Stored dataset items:
++++++++++++++++++++
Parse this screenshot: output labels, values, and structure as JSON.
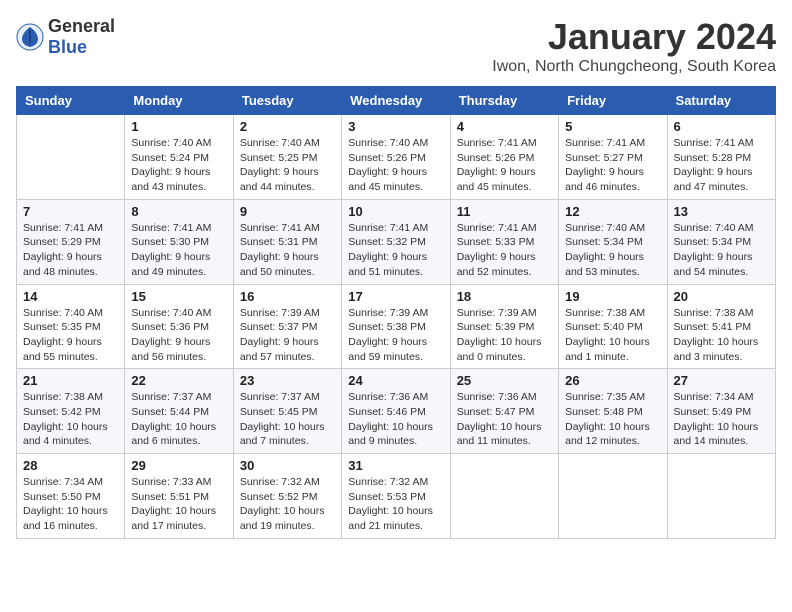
{
  "header": {
    "logo_general": "General",
    "logo_blue": "Blue",
    "month_title": "January 2024",
    "location": "Iwon, North Chungcheong, South Korea"
  },
  "weekdays": [
    "Sunday",
    "Monday",
    "Tuesday",
    "Wednesday",
    "Thursday",
    "Friday",
    "Saturday"
  ],
  "weeks": [
    [
      {
        "day": "",
        "info": ""
      },
      {
        "day": "1",
        "info": "Sunrise: 7:40 AM\nSunset: 5:24 PM\nDaylight: 9 hours\nand 43 minutes."
      },
      {
        "day": "2",
        "info": "Sunrise: 7:40 AM\nSunset: 5:25 PM\nDaylight: 9 hours\nand 44 minutes."
      },
      {
        "day": "3",
        "info": "Sunrise: 7:40 AM\nSunset: 5:26 PM\nDaylight: 9 hours\nand 45 minutes."
      },
      {
        "day": "4",
        "info": "Sunrise: 7:41 AM\nSunset: 5:26 PM\nDaylight: 9 hours\nand 45 minutes."
      },
      {
        "day": "5",
        "info": "Sunrise: 7:41 AM\nSunset: 5:27 PM\nDaylight: 9 hours\nand 46 minutes."
      },
      {
        "day": "6",
        "info": "Sunrise: 7:41 AM\nSunset: 5:28 PM\nDaylight: 9 hours\nand 47 minutes."
      }
    ],
    [
      {
        "day": "7",
        "info": "Sunrise: 7:41 AM\nSunset: 5:29 PM\nDaylight: 9 hours\nand 48 minutes."
      },
      {
        "day": "8",
        "info": "Sunrise: 7:41 AM\nSunset: 5:30 PM\nDaylight: 9 hours\nand 49 minutes."
      },
      {
        "day": "9",
        "info": "Sunrise: 7:41 AM\nSunset: 5:31 PM\nDaylight: 9 hours\nand 50 minutes."
      },
      {
        "day": "10",
        "info": "Sunrise: 7:41 AM\nSunset: 5:32 PM\nDaylight: 9 hours\nand 51 minutes."
      },
      {
        "day": "11",
        "info": "Sunrise: 7:41 AM\nSunset: 5:33 PM\nDaylight: 9 hours\nand 52 minutes."
      },
      {
        "day": "12",
        "info": "Sunrise: 7:40 AM\nSunset: 5:34 PM\nDaylight: 9 hours\nand 53 minutes."
      },
      {
        "day": "13",
        "info": "Sunrise: 7:40 AM\nSunset: 5:34 PM\nDaylight: 9 hours\nand 54 minutes."
      }
    ],
    [
      {
        "day": "14",
        "info": "Sunrise: 7:40 AM\nSunset: 5:35 PM\nDaylight: 9 hours\nand 55 minutes."
      },
      {
        "day": "15",
        "info": "Sunrise: 7:40 AM\nSunset: 5:36 PM\nDaylight: 9 hours\nand 56 minutes."
      },
      {
        "day": "16",
        "info": "Sunrise: 7:39 AM\nSunset: 5:37 PM\nDaylight: 9 hours\nand 57 minutes."
      },
      {
        "day": "17",
        "info": "Sunrise: 7:39 AM\nSunset: 5:38 PM\nDaylight: 9 hours\nand 59 minutes."
      },
      {
        "day": "18",
        "info": "Sunrise: 7:39 AM\nSunset: 5:39 PM\nDaylight: 10 hours\nand 0 minutes."
      },
      {
        "day": "19",
        "info": "Sunrise: 7:38 AM\nSunset: 5:40 PM\nDaylight: 10 hours\nand 1 minute."
      },
      {
        "day": "20",
        "info": "Sunrise: 7:38 AM\nSunset: 5:41 PM\nDaylight: 10 hours\nand 3 minutes."
      }
    ],
    [
      {
        "day": "21",
        "info": "Sunrise: 7:38 AM\nSunset: 5:42 PM\nDaylight: 10 hours\nand 4 minutes."
      },
      {
        "day": "22",
        "info": "Sunrise: 7:37 AM\nSunset: 5:44 PM\nDaylight: 10 hours\nand 6 minutes."
      },
      {
        "day": "23",
        "info": "Sunrise: 7:37 AM\nSunset: 5:45 PM\nDaylight: 10 hours\nand 7 minutes."
      },
      {
        "day": "24",
        "info": "Sunrise: 7:36 AM\nSunset: 5:46 PM\nDaylight: 10 hours\nand 9 minutes."
      },
      {
        "day": "25",
        "info": "Sunrise: 7:36 AM\nSunset: 5:47 PM\nDaylight: 10 hours\nand 11 minutes."
      },
      {
        "day": "26",
        "info": "Sunrise: 7:35 AM\nSunset: 5:48 PM\nDaylight: 10 hours\nand 12 minutes."
      },
      {
        "day": "27",
        "info": "Sunrise: 7:34 AM\nSunset: 5:49 PM\nDaylight: 10 hours\nand 14 minutes."
      }
    ],
    [
      {
        "day": "28",
        "info": "Sunrise: 7:34 AM\nSunset: 5:50 PM\nDaylight: 10 hours\nand 16 minutes."
      },
      {
        "day": "29",
        "info": "Sunrise: 7:33 AM\nSunset: 5:51 PM\nDaylight: 10 hours\nand 17 minutes."
      },
      {
        "day": "30",
        "info": "Sunrise: 7:32 AM\nSunset: 5:52 PM\nDaylight: 10 hours\nand 19 minutes."
      },
      {
        "day": "31",
        "info": "Sunrise: 7:32 AM\nSunset: 5:53 PM\nDaylight: 10 hours\nand 21 minutes."
      },
      {
        "day": "",
        "info": ""
      },
      {
        "day": "",
        "info": ""
      },
      {
        "day": "",
        "info": ""
      }
    ]
  ]
}
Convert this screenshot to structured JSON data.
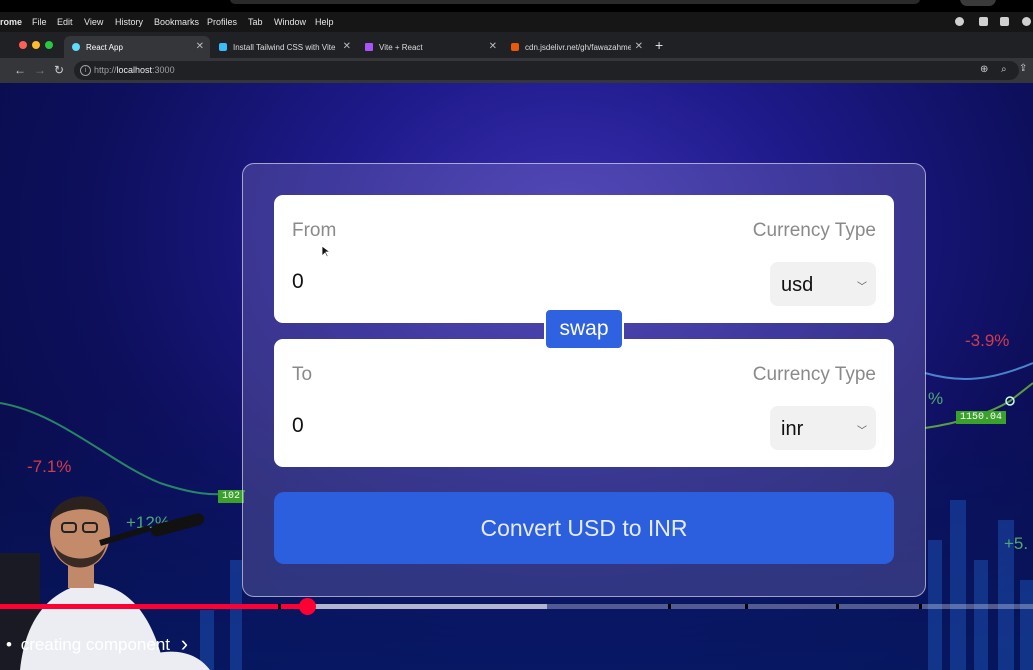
{
  "os_menu": {
    "items": [
      "rome",
      "File",
      "Edit",
      "View",
      "History",
      "Bookmarks",
      "Profiles",
      "Tab",
      "Window",
      "Help"
    ]
  },
  "browser": {
    "tabs": [
      {
        "label": "React App",
        "active": true,
        "icon": "react-icon"
      },
      {
        "label": "Install Tailwind CSS with Vite -",
        "active": false,
        "icon": "tailwind-icon"
      },
      {
        "label": "Vite + React",
        "active": false,
        "icon": "vite-icon"
      },
      {
        "label": "cdn.jsdelivr.net/gh/fawazahmed",
        "active": false,
        "icon": "shield-icon"
      }
    ],
    "url_prefix": "http://",
    "url_host": "localhost",
    "url_suffix": ":3000"
  },
  "background": {
    "ticks": [
      {
        "text": "-7.1%",
        "color": "#d23c4c"
      },
      {
        "text": "+12%",
        "color": "#4fa874"
      },
      {
        "text": "-3.9%",
        "color": "#d23c4c"
      },
      {
        "text": "%",
        "color": "#4fa874"
      },
      {
        "text": "+5.",
        "color": "#4fa874"
      }
    ],
    "price_tags": [
      "1150.04",
      "102"
    ]
  },
  "converter": {
    "from": {
      "label": "From",
      "currency_type_label": "Currency Type",
      "amount": "0",
      "currency": "usd"
    },
    "to": {
      "label": "To",
      "currency_type_label": "Currency Type",
      "amount": "0",
      "currency": "inr"
    },
    "swap_label": "swap",
    "convert_label": "Convert USD to INR",
    "colors": {
      "button": "#2b5fde",
      "swap": "#2f62e1"
    }
  },
  "video": {
    "chapter_prefix": "•",
    "chapter": "creating component",
    "chapter_arrow": "›",
    "played_fraction": 0.298,
    "buffered_fraction": 0.53,
    "progress_color": "#ff0033"
  }
}
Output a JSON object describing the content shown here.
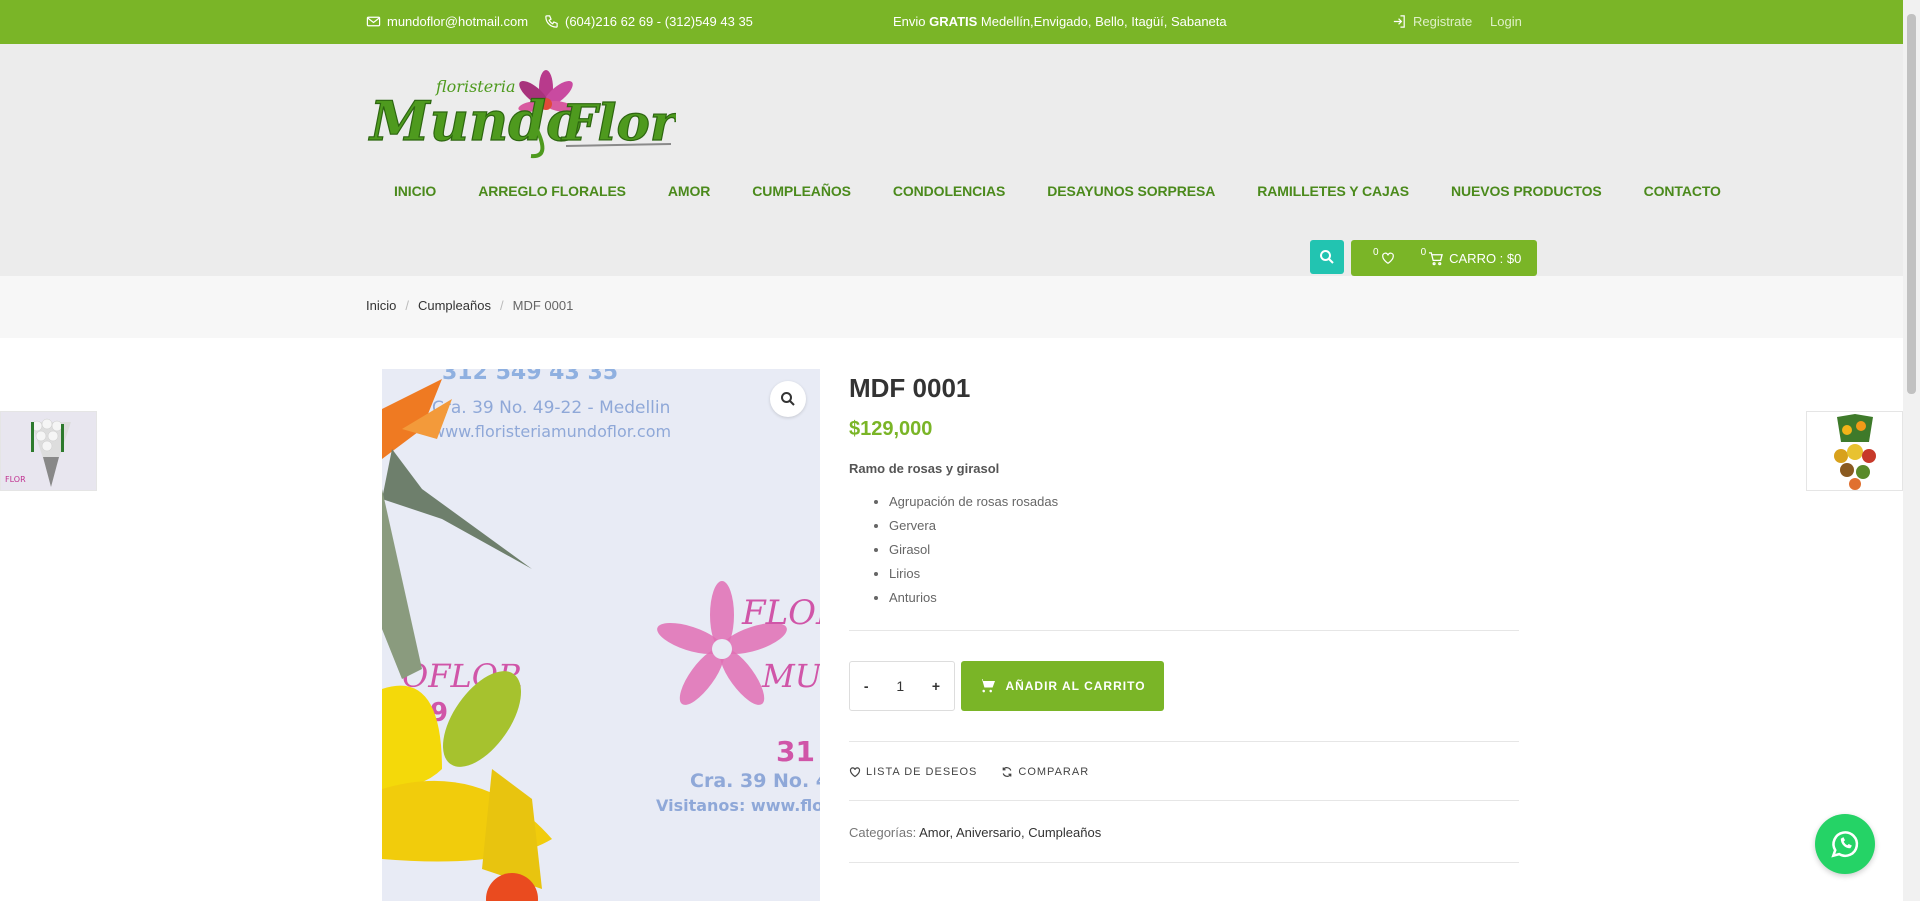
{
  "topbar": {
    "email": "mundoflor@hotmail.com",
    "phone": "(604)216 62 69 - (312)549 43 35",
    "shipping_prefix": "Envio ",
    "shipping_bold": "GRATIS",
    "shipping_rest": " Medellín,Envigado, Bello, Itagüí, Sabaneta",
    "register": "Registrate",
    "login": "Login"
  },
  "logo": {
    "small": "floristeria",
    "main": "MundoFlor"
  },
  "nav": [
    "INICIO",
    "ARREGLO FLORALES",
    "AMOR",
    "CUMPLEAÑOS",
    "CONDOLENCIAS",
    "DESAYUNOS SORPRESA",
    "RAMILLETES Y CAJAS",
    "NUEVOS PRODUCTOS",
    "CONTACTO"
  ],
  "cart": {
    "wishlist_count": "0",
    "cart_count": "0",
    "label": "CARRO : $0"
  },
  "breadcrumb": {
    "home": "Inicio",
    "category": "Cumpleaños",
    "current": "MDF 0001"
  },
  "product": {
    "title": "MDF 0001",
    "price": "$129,000",
    "description": "Ramo de rosas y girasol",
    "features": [
      "Agrupación de rosas rosadas",
      "Gervera",
      "Girasol",
      "Lirios",
      "Anturios"
    ],
    "quantity": "1",
    "minus": "-",
    "plus": "+",
    "add_to_cart": "AÑADIR AL CARRITO",
    "wishlist": "LISTA DE DESEOS",
    "compare": "COMPARAR",
    "categories_label": "Categorías: ",
    "categories": "Amor, Aniversario, Cumpleaños"
  },
  "image_text": {
    "phone": "312 549 43 35",
    "address": "Cra. 39 No. 49-22 - Medellin",
    "url": "www.floristeriamundoflor.com",
    "brand_a": "FLORIS",
    "brand_b": "OFLOR",
    "brand_c": "MU",
    "n1": "31",
    "n2": "9",
    "address2": "Cra. 39 No. 4",
    "visit": "Visitanos: www.flor"
  },
  "colors": {
    "brand_green": "#7ab527",
    "nav_green": "#4b8a1c",
    "search_teal": "#22c4b1",
    "whatsapp": "#25d366"
  },
  "icons": [
    "mail-icon",
    "phone-icon",
    "login-icon",
    "search-icon",
    "heart-icon",
    "cart-icon",
    "zoom-icon",
    "refresh-icon",
    "whatsapp-icon"
  ]
}
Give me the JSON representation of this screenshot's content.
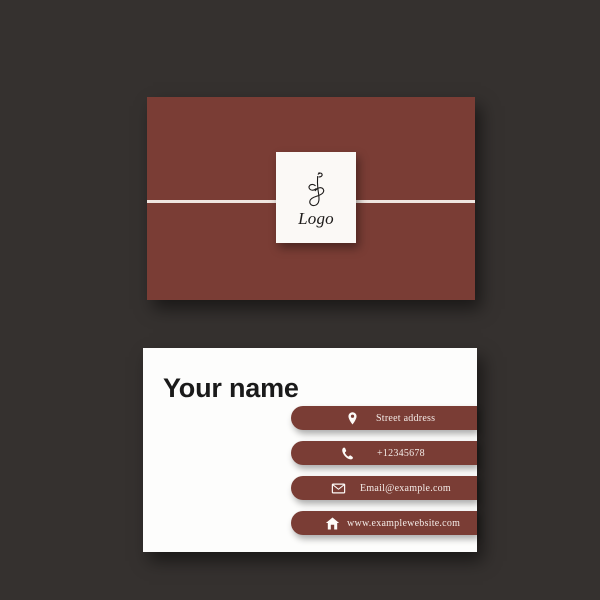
{
  "theme": {
    "background_color": "#35312F",
    "brand_brown": "#7A3D35",
    "card_white": "#FDFDFC",
    "stripe_color": "#F0E6E0",
    "bar_text_color": "#F4ECE8",
    "name_color": "#1A1A1A"
  },
  "back_card": {
    "logo": {
      "mark_icon": "script-monogram-icon",
      "word": "Logo"
    }
  },
  "front_card": {
    "name": "Your name",
    "contacts": [
      {
        "icon": "location-pin-icon",
        "label": "Street address"
      },
      {
        "icon": "phone-icon",
        "label": "+12345678"
      },
      {
        "icon": "envelope-icon",
        "label": "Email@example.com"
      },
      {
        "icon": "home-icon",
        "label": "www.examplewebsite.com"
      }
    ]
  }
}
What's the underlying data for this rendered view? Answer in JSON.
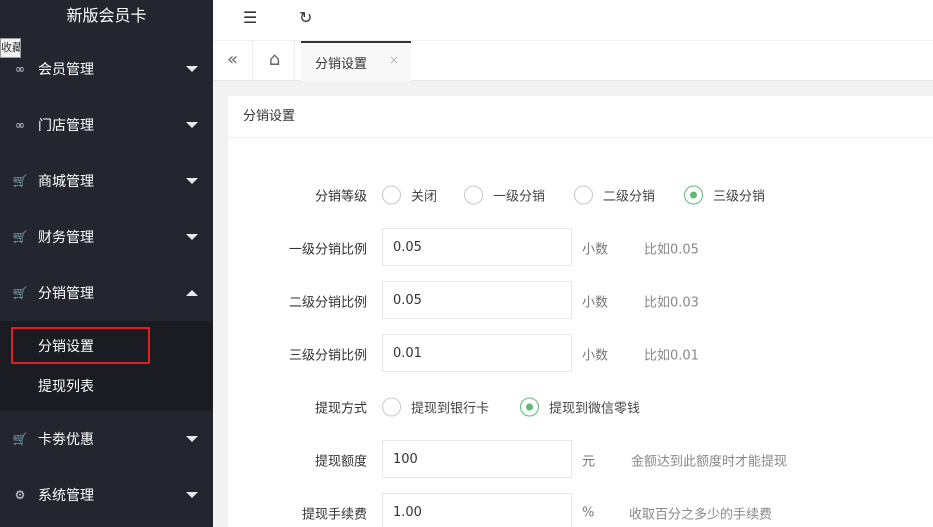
{
  "sidebar": {
    "brand": "新版会员卡",
    "collect_tag": "收藏",
    "items": [
      {
        "label": "会员管理",
        "icon": "∞"
      },
      {
        "label": "门店管理",
        "icon": "∞"
      },
      {
        "label": "商城管理",
        "icon": "🛒"
      },
      {
        "label": "财务管理",
        "icon": "🛒"
      },
      {
        "label": "分销管理",
        "icon": "🛒"
      },
      {
        "label": "卡劵优惠",
        "icon": "🛒"
      },
      {
        "label": "系统管理",
        "icon": "⚙"
      }
    ],
    "sub_items": [
      {
        "label": "分销设置"
      },
      {
        "label": "提现列表"
      }
    ]
  },
  "topbar": {
    "menu_icon": "☰",
    "refresh_icon": "↻"
  },
  "tabs": {
    "collapse_icon": "«",
    "home_icon": "⌂",
    "active_label": "分销设置",
    "close_icon": "×"
  },
  "card": {
    "title": "分销设置"
  },
  "form": {
    "level": {
      "label": "分销等级",
      "options": [
        "关闭",
        "一级分销",
        "二级分销",
        "三级分销"
      ],
      "selected": "三级分销"
    },
    "ratio1": {
      "label": "一级分销比例",
      "value": "0.05",
      "unit": "小数",
      "hint": "比如0.05"
    },
    "ratio2": {
      "label": "二级分销比例",
      "value": "0.05",
      "unit": "小数",
      "hint": "比如0.03"
    },
    "ratio3": {
      "label": "三级分销比例",
      "value": "0.01",
      "unit": "小数",
      "hint": "比如0.01"
    },
    "withdraw_method": {
      "label": "提现方式",
      "options": [
        "提现到银行卡",
        "提现到微信零钱"
      ],
      "selected": "提现到微信零钱"
    },
    "withdraw_amount": {
      "label": "提现额度",
      "value": "100",
      "unit": "元",
      "hint": "金额达到此额度时才能提现"
    },
    "withdraw_fee": {
      "label": "提现手续费",
      "value": "1.00",
      "unit": "%",
      "hint": "收取百分之多少的手续费"
    }
  },
  "colors": {
    "sidebar_bg": "#23262e",
    "submenu_bg": "#1a1c22",
    "radio_checked": "#5fb878",
    "highlight_border": "#e02020"
  }
}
++++++++++++++++++++
*PROBLEM TO SOLVE:* Pull out every line above that holds the word "screenshot".

*WORKED ANSWER:*
Parse this screenshot: output labels, values, and structure as JSON.
Convert this screenshot to structured JSON data.
Give me the JSON representation of this screenshot's content.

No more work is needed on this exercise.